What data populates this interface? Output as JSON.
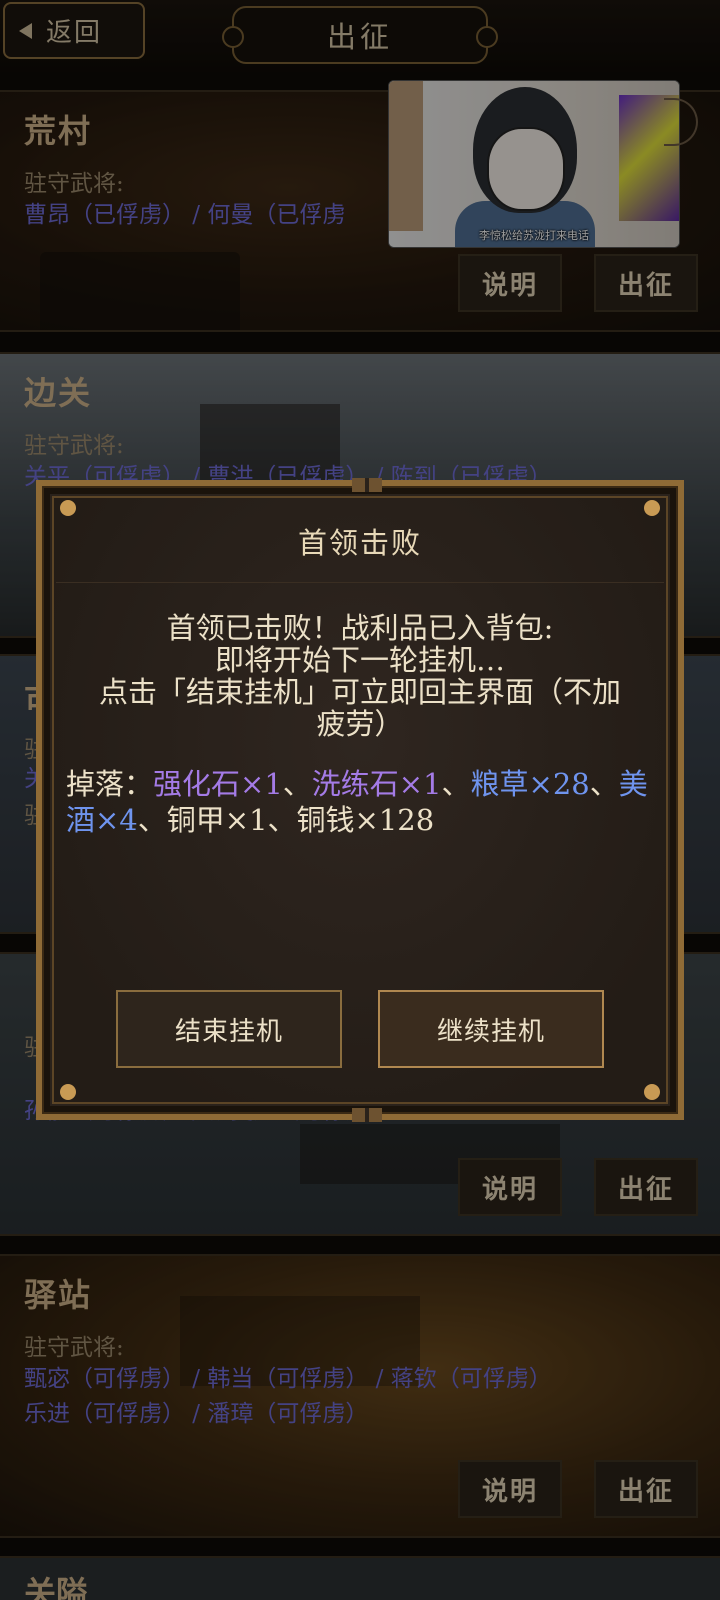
{
  "header": {
    "back_label": "返回",
    "title": "出征"
  },
  "cards": [
    {
      "name": "荒村",
      "guard_label": "驻守武将:",
      "generals": "曹昂（已俘虏） / 何曼（已俘虏",
      "info_label": "说明",
      "go_label": "出征"
    },
    {
      "name": "边关",
      "guard_label": "驻守武将:",
      "generals": "关平（可俘虏） / 曹洪（已俘虏） / 陈到（已俘虏）"
    },
    {
      "name": "可",
      "guard_label": "驻",
      "generals_line1": "关",
      "generals_line2": "驻"
    },
    {
      "name": "",
      "guard_label": "驻",
      "generals_line1": "孙静（可俘虏） / 张曼成（可俘虏）",
      "info_label": "说明",
      "go_label": "出征"
    },
    {
      "name": "驿站",
      "guard_label": "驻守武将:",
      "generals_line1": "甄宓（可俘虏） / 韩当（可俘虏） / 蒋钦（可俘虏）",
      "generals_line2": "乐进（可俘虏） / 潘璋（可俘虏）",
      "info_label": "说明",
      "go_label": "出征"
    },
    {
      "name": "关隘"
    }
  ],
  "video_ad": {
    "caption": "李惊松给苏泷打来电话"
  },
  "dialog": {
    "title": "首领击败",
    "message_line1": "首领已击败！战利品已入背包:",
    "message_line2": "即将开始下一轮挂机…",
    "message_line3": "点击「结束挂机」可立即回主界面（不加",
    "message_line4": "疲劳）",
    "drops_prefix": "掉落：",
    "drop_items": [
      {
        "text": "强化石×1",
        "color": "#a47be6"
      },
      {
        "text": "洗练石×1",
        "color": "#a47be6"
      },
      {
        "text": "粮草×28",
        "color": "#6f94ee"
      },
      {
        "text": "美酒×4",
        "color": "#6f94ee"
      },
      {
        "text": "铜甲×1",
        "color": "#ece1c8"
      },
      {
        "text": "铜钱×128",
        "color": "#ece1c8"
      }
    ],
    "sep": "、",
    "end_button": "结束挂机",
    "continue_button": "继续挂机"
  }
}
* * * *
— Exercise aim —
Write every record out again exactly; no pictures belong in the copy.

— Output for this exercise —
What data populates this interface? Output as JSON.
{
  "header": {
    "back_label": "返回",
    "title": "出征"
  },
  "cards": [
    {
      "name": "荒村",
      "guard_label": "驻守武将:",
      "generals": "曹昂（已俘虏） / 何曼（已俘虏",
      "info_label": "说明",
      "go_label": "出征"
    },
    {
      "name": "边关",
      "guard_label": "驻守武将:",
      "generals": "关平（可俘虏） / 曹洪（已俘虏） / 陈到（已俘虏）"
    },
    {
      "name": "可",
      "guard_label": "驻",
      "generals_line1": "关",
      "generals_line2": "驻"
    },
    {
      "name": "",
      "guard_label": "驻",
      "generals_line1": "孙静（可俘虏） / 张曼成（可俘虏）",
      "info_label": "说明",
      "go_label": "出征"
    },
    {
      "name": "驿站",
      "guard_label": "驻守武将:",
      "generals_line1": "甄宓（可俘虏） / 韩当（可俘虏） / 蒋钦（可俘虏）",
      "generals_line2": "乐进（可俘虏） / 潘璋（可俘虏）",
      "info_label": "说明",
      "go_label": "出征"
    },
    {
      "name": "关隘"
    }
  ],
  "video_ad": {
    "caption": "李惊松给苏泷打来电话"
  },
  "dialog": {
    "title": "首领击败",
    "message_line1": "首领已击败！战利品已入背包:",
    "message_line2": "即将开始下一轮挂机…",
    "message_line3": "点击「结束挂机」可立即回主界面（不加",
    "message_line4": "疲劳）",
    "drops_prefix": "掉落：",
    "drop_items": [
      {
        "text": "强化石×1",
        "color": "#a47be6"
      },
      {
        "text": "洗练石×1",
        "color": "#a47be6"
      },
      {
        "text": "粮草×28",
        "color": "#6f94ee"
      },
      {
        "text": "美酒×4",
        "color": "#6f94ee"
      },
      {
        "text": "铜甲×1",
        "color": "#ece1c8"
      },
      {
        "text": "铜钱×128",
        "color": "#ece1c8"
      }
    ],
    "sep": "、",
    "end_button": "结束挂机",
    "continue_button": "继续挂机"
  }
}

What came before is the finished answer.